To be done -
Make an exact copy of all the data.

-- start Dataset excerpts --

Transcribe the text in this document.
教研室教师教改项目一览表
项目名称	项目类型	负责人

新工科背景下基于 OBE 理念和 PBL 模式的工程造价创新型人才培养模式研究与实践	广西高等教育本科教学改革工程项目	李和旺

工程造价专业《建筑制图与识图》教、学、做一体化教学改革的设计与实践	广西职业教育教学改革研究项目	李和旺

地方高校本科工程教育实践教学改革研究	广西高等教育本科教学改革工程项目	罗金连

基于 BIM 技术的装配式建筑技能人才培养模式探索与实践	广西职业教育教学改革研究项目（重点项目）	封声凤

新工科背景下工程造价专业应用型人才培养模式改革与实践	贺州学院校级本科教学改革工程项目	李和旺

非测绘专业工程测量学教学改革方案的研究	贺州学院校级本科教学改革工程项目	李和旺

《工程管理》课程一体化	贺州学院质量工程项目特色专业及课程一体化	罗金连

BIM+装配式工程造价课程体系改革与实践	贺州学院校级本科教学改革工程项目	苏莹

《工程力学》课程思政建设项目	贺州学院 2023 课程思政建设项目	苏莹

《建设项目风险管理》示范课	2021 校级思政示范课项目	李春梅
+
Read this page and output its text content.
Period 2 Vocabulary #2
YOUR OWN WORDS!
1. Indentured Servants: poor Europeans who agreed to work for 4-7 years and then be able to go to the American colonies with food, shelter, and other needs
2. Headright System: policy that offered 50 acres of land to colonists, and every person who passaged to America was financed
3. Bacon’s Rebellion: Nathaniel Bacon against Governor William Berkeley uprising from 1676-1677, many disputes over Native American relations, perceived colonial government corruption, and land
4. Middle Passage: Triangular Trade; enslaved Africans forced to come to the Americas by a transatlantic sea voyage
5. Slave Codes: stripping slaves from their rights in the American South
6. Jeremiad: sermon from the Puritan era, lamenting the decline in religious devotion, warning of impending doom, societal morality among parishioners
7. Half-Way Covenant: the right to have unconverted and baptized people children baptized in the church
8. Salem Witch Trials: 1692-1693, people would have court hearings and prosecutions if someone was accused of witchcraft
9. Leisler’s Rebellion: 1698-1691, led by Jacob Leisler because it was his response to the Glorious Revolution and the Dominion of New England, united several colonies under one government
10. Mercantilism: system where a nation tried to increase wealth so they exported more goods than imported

-- end Dataset excerpts --

Result of this exercise -
Transcribe the text in this document.
教研室教师教改项目一览表
项目名称	项目类型	负责人

新工科背景下基于 OBE 理念和 PBL 模式的工程造价创新型人才培养模式研究与实践	广西高等教育本科教学改革工程项目	李和旺

工程造价专业《建筑制图与识图》教、学、做一体化教学改革的设计与实践	广西职业教育教学改革研究项目	李和旺

地方高校本科工程教育实践教学改革研究	广西高等教育本科教学改革工程项目	罗金连

基于 BIM 技术的装配式建筑技能人才培养模式探索与实践	广西职业教育教学改革研究项目（重点项目）	封声凤

新工科背景下工程造价专业应用型人才培养模式改革与实践	贺州学院校级本科教学改革工程项目	李和旺

非测绘专业工程测量学教学改革方案的研究	贺州学院校级本科教学改革工程项目	李和旺

《工程管理》课程一体化	贺州学院质量工程项目特色专业及课程一体化	罗金连

BIM+装配式工程造价课程体系改革与实践	贺州学院校级本科教学改革工程项目	苏莹

《工程力学》课程思政建设项目	贺州学院 2023 课程思政建设项目	苏莹

《建设项目风险管理》示范课	2021 校级思政示范课项目	李春梅
+
Read this page and output its text content.
Period 2 Vocabulary #2
YOUR OWN WORDS!
1. Indentured Servants: poor Europeans who agreed to work for 4-7 years and then be able to go to the American colonies with food, shelter, and other needs
2. Headright System: policy that offered 50 acres of land to colonists, and every person who passaged to America was financed
3. Bacon’s Rebellion: Nathaniel Bacon against Governor William Berkeley uprising from 1676-1677, many disputes over Native American relations, perceived colonial government corruption, and land
4. Middle Passage: Triangular Trade; enslaved Africans forced to come to the Americas by a transatlantic sea voyage
5. Slave Codes: stripping slaves from their rights in the American South
6. Jeremiad: sermon from the Puritan era, lamenting the decline in religious devotion, warning of impending doom, societal morality among parishioners
7. Half-Way Covenant: the right to have unconverted and baptized people children baptized in the church
8. Salem Witch Trials: 1692-1693, people would have court hearings and prosecutions if someone was accused of witchcraft
9. Leisler’s Rebellion: 1698-1691, led by Jacob Leisler because it was his response to the Glorious Revolution and the Dominion of New England, united several colonies under one government
10. Mercantilism: system where a nation tried to increase wealth so they exported more goods than imported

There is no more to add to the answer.